EXERCISE AIM
Copy out all of the material exactly.

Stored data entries
▼
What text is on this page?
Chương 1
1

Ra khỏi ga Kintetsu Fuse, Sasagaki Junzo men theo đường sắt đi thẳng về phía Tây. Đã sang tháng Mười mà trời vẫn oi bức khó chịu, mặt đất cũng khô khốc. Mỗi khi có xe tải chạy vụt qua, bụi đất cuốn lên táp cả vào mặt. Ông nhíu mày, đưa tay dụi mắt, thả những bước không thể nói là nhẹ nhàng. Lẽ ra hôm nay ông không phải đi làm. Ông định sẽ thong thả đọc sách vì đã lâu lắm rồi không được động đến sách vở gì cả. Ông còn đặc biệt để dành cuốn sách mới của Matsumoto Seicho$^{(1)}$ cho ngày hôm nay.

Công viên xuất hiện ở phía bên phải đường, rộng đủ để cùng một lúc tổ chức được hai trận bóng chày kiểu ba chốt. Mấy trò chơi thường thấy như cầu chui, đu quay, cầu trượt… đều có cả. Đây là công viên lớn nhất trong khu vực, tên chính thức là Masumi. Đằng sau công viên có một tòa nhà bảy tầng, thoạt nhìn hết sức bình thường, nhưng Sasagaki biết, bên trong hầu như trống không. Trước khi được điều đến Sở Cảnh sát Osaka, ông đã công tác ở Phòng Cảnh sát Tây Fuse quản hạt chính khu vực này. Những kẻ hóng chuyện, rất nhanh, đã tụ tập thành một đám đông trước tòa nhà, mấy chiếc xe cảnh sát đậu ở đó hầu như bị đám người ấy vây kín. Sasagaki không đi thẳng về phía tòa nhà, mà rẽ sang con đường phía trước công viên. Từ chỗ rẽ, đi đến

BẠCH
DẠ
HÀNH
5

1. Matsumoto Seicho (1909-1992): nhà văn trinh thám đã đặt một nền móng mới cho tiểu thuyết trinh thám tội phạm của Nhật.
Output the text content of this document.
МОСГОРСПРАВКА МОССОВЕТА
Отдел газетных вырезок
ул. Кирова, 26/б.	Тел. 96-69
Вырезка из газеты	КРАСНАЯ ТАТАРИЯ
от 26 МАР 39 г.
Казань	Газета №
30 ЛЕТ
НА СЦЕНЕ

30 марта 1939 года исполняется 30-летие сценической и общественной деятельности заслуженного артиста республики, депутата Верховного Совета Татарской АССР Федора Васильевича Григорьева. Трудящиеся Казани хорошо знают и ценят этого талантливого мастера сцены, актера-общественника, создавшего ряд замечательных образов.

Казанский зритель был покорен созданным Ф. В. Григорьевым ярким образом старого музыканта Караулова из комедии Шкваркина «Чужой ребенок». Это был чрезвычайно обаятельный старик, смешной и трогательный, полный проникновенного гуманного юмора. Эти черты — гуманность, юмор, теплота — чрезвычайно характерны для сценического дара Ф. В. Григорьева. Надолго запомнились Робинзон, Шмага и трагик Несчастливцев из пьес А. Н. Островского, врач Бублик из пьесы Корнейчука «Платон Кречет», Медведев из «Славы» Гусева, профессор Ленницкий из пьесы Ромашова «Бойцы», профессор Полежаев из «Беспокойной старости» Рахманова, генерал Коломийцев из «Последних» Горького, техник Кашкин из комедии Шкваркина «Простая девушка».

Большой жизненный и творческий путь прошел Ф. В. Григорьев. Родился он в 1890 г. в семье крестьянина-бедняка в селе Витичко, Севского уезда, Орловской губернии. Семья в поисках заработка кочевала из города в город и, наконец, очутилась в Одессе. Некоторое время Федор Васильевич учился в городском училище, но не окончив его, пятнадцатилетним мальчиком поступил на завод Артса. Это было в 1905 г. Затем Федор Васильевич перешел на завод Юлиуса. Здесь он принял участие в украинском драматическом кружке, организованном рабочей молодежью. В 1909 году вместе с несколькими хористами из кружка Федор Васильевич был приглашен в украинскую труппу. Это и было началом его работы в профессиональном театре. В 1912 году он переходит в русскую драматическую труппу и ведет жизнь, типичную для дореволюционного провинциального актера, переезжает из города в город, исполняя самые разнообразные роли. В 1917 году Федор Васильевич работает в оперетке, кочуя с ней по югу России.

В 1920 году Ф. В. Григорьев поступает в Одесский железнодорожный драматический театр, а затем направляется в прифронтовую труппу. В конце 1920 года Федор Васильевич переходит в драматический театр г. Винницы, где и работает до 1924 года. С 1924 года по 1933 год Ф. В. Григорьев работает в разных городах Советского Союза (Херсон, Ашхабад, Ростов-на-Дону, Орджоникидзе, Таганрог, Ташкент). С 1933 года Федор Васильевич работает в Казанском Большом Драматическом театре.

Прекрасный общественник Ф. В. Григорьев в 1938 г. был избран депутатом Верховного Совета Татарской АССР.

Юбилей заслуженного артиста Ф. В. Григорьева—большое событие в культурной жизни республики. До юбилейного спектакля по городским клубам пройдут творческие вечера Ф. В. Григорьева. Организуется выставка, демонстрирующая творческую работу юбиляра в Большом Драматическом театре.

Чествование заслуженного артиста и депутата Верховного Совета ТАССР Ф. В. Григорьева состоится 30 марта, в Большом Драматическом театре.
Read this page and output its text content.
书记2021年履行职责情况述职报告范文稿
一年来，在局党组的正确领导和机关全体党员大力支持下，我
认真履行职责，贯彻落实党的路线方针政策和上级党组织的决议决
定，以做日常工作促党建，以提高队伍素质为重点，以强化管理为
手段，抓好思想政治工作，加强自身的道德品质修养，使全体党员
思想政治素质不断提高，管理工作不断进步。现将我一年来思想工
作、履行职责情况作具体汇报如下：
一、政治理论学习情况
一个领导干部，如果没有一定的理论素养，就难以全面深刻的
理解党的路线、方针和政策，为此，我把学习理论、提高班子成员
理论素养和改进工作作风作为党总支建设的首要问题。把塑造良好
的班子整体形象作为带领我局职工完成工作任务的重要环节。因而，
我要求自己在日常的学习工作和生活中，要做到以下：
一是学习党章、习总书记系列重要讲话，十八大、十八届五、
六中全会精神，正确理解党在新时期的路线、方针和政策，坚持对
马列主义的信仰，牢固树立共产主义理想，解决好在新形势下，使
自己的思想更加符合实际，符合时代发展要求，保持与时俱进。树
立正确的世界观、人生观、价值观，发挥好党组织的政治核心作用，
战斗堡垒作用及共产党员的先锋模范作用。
▲
THE RESPONSE
What text is on this page?
Chương 1
1

Ra khỏi ga Kintetsu Fuse, Sasagaki Junzo men theo đường sắt đi thẳng về phía Tây. Đã sang tháng Mười mà trời vẫn oi bức khó chịu, mặt đất cũng khô khốc. Mỗi khi có xe tải chạy vụt qua, bụi đất cuốn lên táp cả vào mặt. Ông nhíu mày, đưa tay dụi mắt, thả những bước không thể nói là nhẹ nhàng. Lẽ ra hôm nay ông không phải đi làm. Ông định sẽ thong thả đọc sách vì đã lâu lắm rồi không được động đến sách vở gì cả. Ông còn đặc biệt để dành cuốn sách mới của Matsumoto Seicho$^{(1)}$ cho ngày hôm nay.

Công viên xuất hiện ở phía bên phải đường, rộng đủ để cùng một lúc tổ chức được hai trận bóng chày kiểu ba chốt. Mấy trò chơi thường thấy như cầu chui, đu quay, cầu trượt… đều có cả. Đây là công viên lớn nhất trong khu vực, tên chính thức là Masumi. Đằng sau công viên có một tòa nhà bảy tầng, thoạt nhìn hết sức bình thường, nhưng Sasagaki biết, bên trong hầu như trống không. Trước khi được điều đến Sở Cảnh sát Osaka, ông đã công tác ở Phòng Cảnh sát Tây Fuse quản hạt chính khu vực này. Những kẻ hóng chuyện, rất nhanh, đã tụ tập thành một đám đông trước tòa nhà, mấy chiếc xe cảnh sát đậu ở đó hầu như bị đám người ấy vây kín. Sasagaki không đi thẳng về phía tòa nhà, mà rẽ sang con đường phía trước công viên. Từ chỗ rẽ, đi đến

BẠCH
DẠ
HÀNH
5

1. Matsumoto Seicho (1909-1992): nhà văn trinh thám đã đặt một nền móng mới cho tiểu thuyết trinh thám tội phạm của Nhật.
Output the text content of this document.
МОСГОРСПРАВКА МОССОВЕТА
Отдел газетных вырезок
ул. Кирова, 26/б.	Тел. 96-69
Вырезка из газеты	КРАСНАЯ ТАТАРИЯ
от 26 МАР 39 г.
Казань	Газета №
30 ЛЕТ
НА СЦЕНЕ

30 марта 1939 года исполняется 30-летие сценической и общественной деятельности заслуженного артиста республики, депутата Верховного Совета Татарской АССР Федора Васильевича Григорьева. Трудящиеся Казани хорошо знают и ценят этого талантливого мастера сцены, актера-общественника, создавшего ряд замечательных образов.

Казанский зритель был покорен созданным Ф. В. Григорьевым ярким образом старого музыканта Караулова из комедии Шкваркина «Чужой ребенок». Это был чрезвычайно обаятельный старик, смешной и трогательный, полный проникновенного гуманного юмора. Эти черты — гуманность, юмор, теплота — чрезвычайно характерны для сценического дара Ф. В. Григорьева. Надолго запомнились Робинзон, Шмага и трагик Несчастливцев из пьес А. Н. Островского, врач Бублик из пьесы Корнейчука «Платон Кречет», Медведев из «Славы» Гусева, профессор Ленницкий из пьесы Ромашова «Бойцы», профессор Полежаев из «Беспокойной старости» Рахманова, генерал Коломийцев из «Последних» Горького, техник Кашкин из комедии Шкваркина «Простая девушка».

Большой жизненный и творческий путь прошел Ф. В. Григорьев. Родился он в 1890 г. в семье крестьянина-бедняка в селе Витичко, Севского уезда, Орловской губернии. Семья в поисках заработка кочевала из города в город и, наконец, очутилась в Одессе. Некоторое время Федор Васильевич учился в городском училище, но не окончив его, пятнадцатилетним мальчиком поступил на завод Артса. Это было в 1905 г. Затем Федор Васильевич перешел на завод Юлиуса. Здесь он принял участие в украинском драматическом кружке, организованном рабочей молодежью. В 1909 году вместе с несколькими хористами из кружка Федор Васильевич был приглашен в украинскую труппу. Это и было началом его работы в профессиональном театре. В 1912 году он переходит в русскую драматическую труппу и ведет жизнь, типичную для дореволюционного провинциального актера, переезжает из города в город, исполняя самые разнообразные роли. В 1917 году Федор Васильевич работает в оперетке, кочуя с ней по югу России.

В 1920 году Ф. В. Григорьев поступает в Одесский железнодорожный драматический театр, а затем направляется в прифронтовую труппу. В конце 1920 года Федор Васильевич переходит в драматический театр г. Винницы, где и работает до 1924 года. С 1924 года по 1933 год Ф. В. Григорьев работает в разных городах Советского Союза (Херсон, Ашхабад, Ростов-на-Дону, Орджоникидзе, Таганрог, Ташкент). С 1933 года Федор Васильевич работает в Казанском Большом Драматическом театре.

Прекрасный общественник Ф. В. Григорьев в 1938 г. был избран депутатом Верховного Совета Татарской АССР.

Юбилей заслуженного артиста Ф. В. Григорьева—большое событие в культурной жизни республики. До юбилейного спектакля по городским клубам пройдут творческие вечера Ф. В. Григорьева. Организуется выставка, демонстрирующая творческую работу юбиляра в Большом Драматическом театре.

Чествование заслуженного артиста и депутата Верховного Совета ТАССР Ф. В. Григорьева состоится 30 марта, в Большом Драматическом театре.
Read this page and output its text content.
书记2021年履行职责情况述职报告范文稿
一年来，在局党组的正确领导和机关全体党员大力支持下，我
认真履行职责，贯彻落实党的路线方针政策和上级党组织的决议决
定，以做日常工作促党建，以提高队伍素质为重点，以强化管理为
手段，抓好思想政治工作，加强自身的道德品质修养，使全体党员
思想政治素质不断提高，管理工作不断进步。现将我一年来思想工
作、履行职责情况作具体汇报如下：
一、政治理论学习情况
一个领导干部，如果没有一定的理论素养，就难以全面深刻的
理解党的路线、方针和政策，为此，我把学习理论、提高班子成员
理论素养和改进工作作风作为党总支建设的首要问题。把塑造良好
的班子整体形象作为带领我局职工完成工作任务的重要环节。因而，
我要求自己在日常的学习工作和生活中，要做到以下：
一是学习党章、习总书记系列重要讲话，十八大、十八届五、
六中全会精神，正确理解党在新时期的路线、方针和政策，坚持对
马列主义的信仰，牢固树立共产主义理想，解决好在新形势下，使
自己的思想更加符合实际，符合时代发展要求，保持与时俱进。树
立正确的世界观、人生观、价值观，发挥好党组织的政治核心作用，
战斗堡垒作用及共产党员的先锋模范作用。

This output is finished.